• [Exercise description] Reproduce every entry exactly as shown.

-- Start of Data for processing --

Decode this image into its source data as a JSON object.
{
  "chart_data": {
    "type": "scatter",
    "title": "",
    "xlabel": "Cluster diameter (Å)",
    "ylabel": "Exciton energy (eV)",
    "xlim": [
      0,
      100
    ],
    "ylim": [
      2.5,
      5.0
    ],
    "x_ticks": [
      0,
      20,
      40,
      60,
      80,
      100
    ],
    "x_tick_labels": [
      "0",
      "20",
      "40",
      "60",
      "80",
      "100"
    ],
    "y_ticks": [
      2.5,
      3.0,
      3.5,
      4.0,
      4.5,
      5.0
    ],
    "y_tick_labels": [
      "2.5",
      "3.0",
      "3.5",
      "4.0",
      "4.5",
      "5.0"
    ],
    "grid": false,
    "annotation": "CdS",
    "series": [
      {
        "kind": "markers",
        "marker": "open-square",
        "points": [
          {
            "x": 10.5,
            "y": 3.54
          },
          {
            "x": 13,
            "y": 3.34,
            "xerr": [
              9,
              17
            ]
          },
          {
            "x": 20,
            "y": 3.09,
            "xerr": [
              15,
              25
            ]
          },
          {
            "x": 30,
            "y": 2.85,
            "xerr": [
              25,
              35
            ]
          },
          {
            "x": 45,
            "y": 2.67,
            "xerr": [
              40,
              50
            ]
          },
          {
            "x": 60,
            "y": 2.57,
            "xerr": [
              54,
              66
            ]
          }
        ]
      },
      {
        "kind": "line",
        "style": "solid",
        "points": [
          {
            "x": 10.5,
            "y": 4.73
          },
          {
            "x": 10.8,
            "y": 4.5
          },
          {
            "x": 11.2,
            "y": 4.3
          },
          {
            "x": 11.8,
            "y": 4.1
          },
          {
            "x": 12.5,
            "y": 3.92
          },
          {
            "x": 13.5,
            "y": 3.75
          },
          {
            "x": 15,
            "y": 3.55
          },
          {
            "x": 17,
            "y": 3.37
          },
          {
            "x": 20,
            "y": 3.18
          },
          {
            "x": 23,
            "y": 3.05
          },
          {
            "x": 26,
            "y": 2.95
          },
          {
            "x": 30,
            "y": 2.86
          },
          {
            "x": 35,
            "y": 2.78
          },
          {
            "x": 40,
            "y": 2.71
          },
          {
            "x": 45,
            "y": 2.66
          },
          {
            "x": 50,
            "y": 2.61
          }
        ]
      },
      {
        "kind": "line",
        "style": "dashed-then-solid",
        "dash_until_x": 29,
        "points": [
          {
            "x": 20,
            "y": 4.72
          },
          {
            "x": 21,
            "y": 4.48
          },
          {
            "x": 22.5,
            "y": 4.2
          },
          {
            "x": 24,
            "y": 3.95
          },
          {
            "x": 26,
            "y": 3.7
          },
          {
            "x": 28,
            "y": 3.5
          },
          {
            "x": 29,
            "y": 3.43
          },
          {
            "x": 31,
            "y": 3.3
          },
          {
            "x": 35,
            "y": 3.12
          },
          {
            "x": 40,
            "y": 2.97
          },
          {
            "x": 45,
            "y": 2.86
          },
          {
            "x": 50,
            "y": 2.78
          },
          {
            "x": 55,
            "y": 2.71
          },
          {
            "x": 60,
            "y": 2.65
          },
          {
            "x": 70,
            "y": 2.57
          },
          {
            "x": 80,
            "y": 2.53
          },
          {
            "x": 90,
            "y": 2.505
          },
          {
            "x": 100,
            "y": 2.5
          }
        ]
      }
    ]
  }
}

-- End of Data for processing --

• [Response to the exercise]
Decode this image into its source data as a JSON object.
{
  "chart_data": {
    "type": "scatter",
    "title": "",
    "xlabel": "Cluster diameter (Å)",
    "ylabel": "Exciton energy (eV)",
    "xlim": [
      0,
      100
    ],
    "ylim": [
      2.5,
      5.0
    ],
    "x_ticks": [
      0,
      20,
      40,
      60,
      80,
      100
    ],
    "x_tick_labels": [
      "0",
      "20",
      "40",
      "60",
      "80",
      "100"
    ],
    "y_ticks": [
      2.5,
      3.0,
      3.5,
      4.0,
      4.5,
      5.0
    ],
    "y_tick_labels": [
      "2.5",
      "3.0",
      "3.5",
      "4.0",
      "4.5",
      "5.0"
    ],
    "grid": false,
    "annotation": "CdS",
    "series": [
      {
        "kind": "markers",
        "marker": "open-square",
        "points": [
          {
            "x": 10.5,
            "y": 3.54
          },
          {
            "x": 13,
            "y": 3.34,
            "xerr": [
              9,
              17
            ]
          },
          {
            "x": 20,
            "y": 3.09,
            "xerr": [
              15,
              25
            ]
          },
          {
            "x": 30,
            "y": 2.85,
            "xerr": [
              25,
              35
            ]
          },
          {
            "x": 45,
            "y": 2.67,
            "xerr": [
              40,
              50
            ]
          },
          {
            "x": 60,
            "y": 2.57,
            "xerr": [
              54,
              66
            ]
          }
        ]
      },
      {
        "kind": "line",
        "style": "solid",
        "points": [
          {
            "x": 10.5,
            "y": 4.73
          },
          {
            "x": 10.8,
            "y": 4.5
          },
          {
            "x": 11.2,
            "y": 4.3
          },
          {
            "x": 11.8,
            "y": 4.1
          },
          {
            "x": 12.5,
            "y": 3.92
          },
          {
            "x": 13.5,
            "y": 3.75
          },
          {
            "x": 15,
            "y": 3.55
          },
          {
            "x": 17,
            "y": 3.37
          },
          {
            "x": 20,
            "y": 3.18
          },
          {
            "x": 23,
            "y": 3.05
          },
          {
            "x": 26,
            "y": 2.95
          },
          {
            "x": 30,
            "y": 2.86
          },
          {
            "x": 35,
            "y": 2.78
          },
          {
            "x": 40,
            "y": 2.71
          },
          {
            "x": 45,
            "y": 2.66
          },
          {
            "x": 50,
            "y": 2.61
          }
        ]
      },
      {
        "kind": "line",
        "style": "dashed-then-solid",
        "dash_until_x": 29,
        "points": [
          {
            "x": 20,
            "y": 4.72
          },
          {
            "x": 21,
            "y": 4.48
          },
          {
            "x": 22.5,
            "y": 4.2
          },
          {
            "x": 24,
            "y": 3.95
          },
          {
            "x": 26,
            "y": 3.7
          },
          {
            "x": 28,
            "y": 3.5
          },
          {
            "x": 29,
            "y": 3.43
          },
          {
            "x": 31,
            "y": 3.3
          },
          {
            "x": 35,
            "y": 3.12
          },
          {
            "x": 40,
            "y": 2.97
          },
          {
            "x": 45,
            "y": 2.86
          },
          {
            "x": 50,
            "y": 2.78
          },
          {
            "x": 55,
            "y": 2.71
          },
          {
            "x": 60,
            "y": 2.65
          },
          {
            "x": 70,
            "y": 2.57
          },
          {
            "x": 80,
            "y": 2.53
          },
          {
            "x": 90,
            "y": 2.505
          },
          {
            "x": 100,
            "y": 2.5
          }
        ]
      }
    ]
  }
}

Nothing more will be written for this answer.